↓

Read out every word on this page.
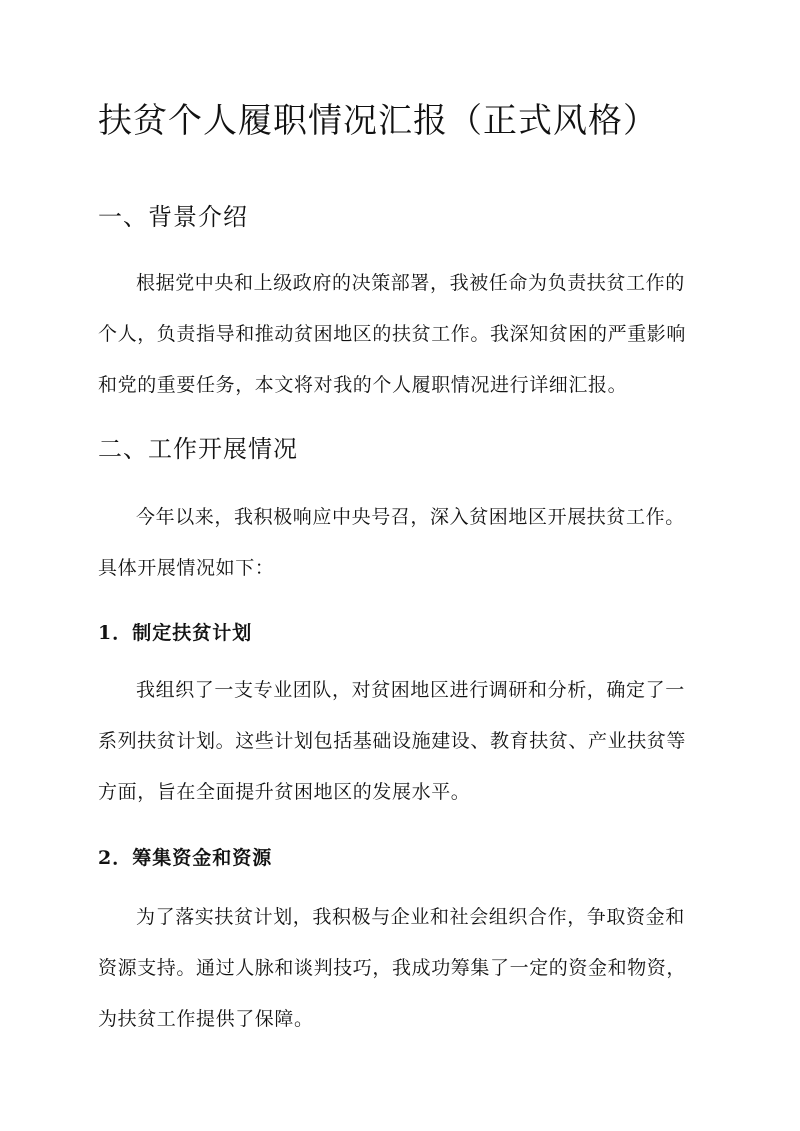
扶贫个人履职情况汇报（正式风格）
一、背景介绍

根据党中央和上级政府的决策部署，我被任命为负责扶贫工作的个人，负责指导和推动贫困地区的扶贫工作。我深知贫困的严重影响和党的重要任务，本文将对我的个人履职情况进行详细汇报。

二、工作开展情况

今年以来，我积极响应中央号召，深入贫困地区开展扶贫工作。具体开展情况如下：

1．制定扶贫计划

我组织了一支专业团队，对贫困地区进行调研和分析，确定了一系列扶贫计划。这些计划包括基础设施建设、教育扶贫、产业扶贫等方面，旨在全面提升贫困地区的发展水平。

2．筹集资金和资源

为了落实扶贫计划，我积极与企业和社会组织合作，争取资金和资源支持。通过人脉和谈判技巧，我成功筹集了一定的资金和物资，为扶贫工作提供了保障。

↑

Set down every record once more, word for word, without pictures.

(Finished exercise):
Read out every word on this page.
扶贫个人履职情况汇报（正式风格）
一、背景介绍

根据党中央和上级政府的决策部署，我被任命为负责扶贫工作的个人，负责指导和推动贫困地区的扶贫工作。我深知贫困的严重影响和党的重要任务，本文将对我的个人履职情况进行详细汇报。

二、工作开展情况

今年以来，我积极响应中央号召，深入贫困地区开展扶贫工作。具体开展情况如下：

1．制定扶贫计划

我组织了一支专业团队，对贫困地区进行调研和分析，确定了一系列扶贫计划。这些计划包括基础设施建设、教育扶贫、产业扶贫等方面，旨在全面提升贫困地区的发展水平。

2．筹集资金和资源

为了落实扶贫计划，我积极与企业和社会组织合作，争取资金和资源支持。通过人脉和谈判技巧，我成功筹集了一定的资金和物资，为扶贫工作提供了保障。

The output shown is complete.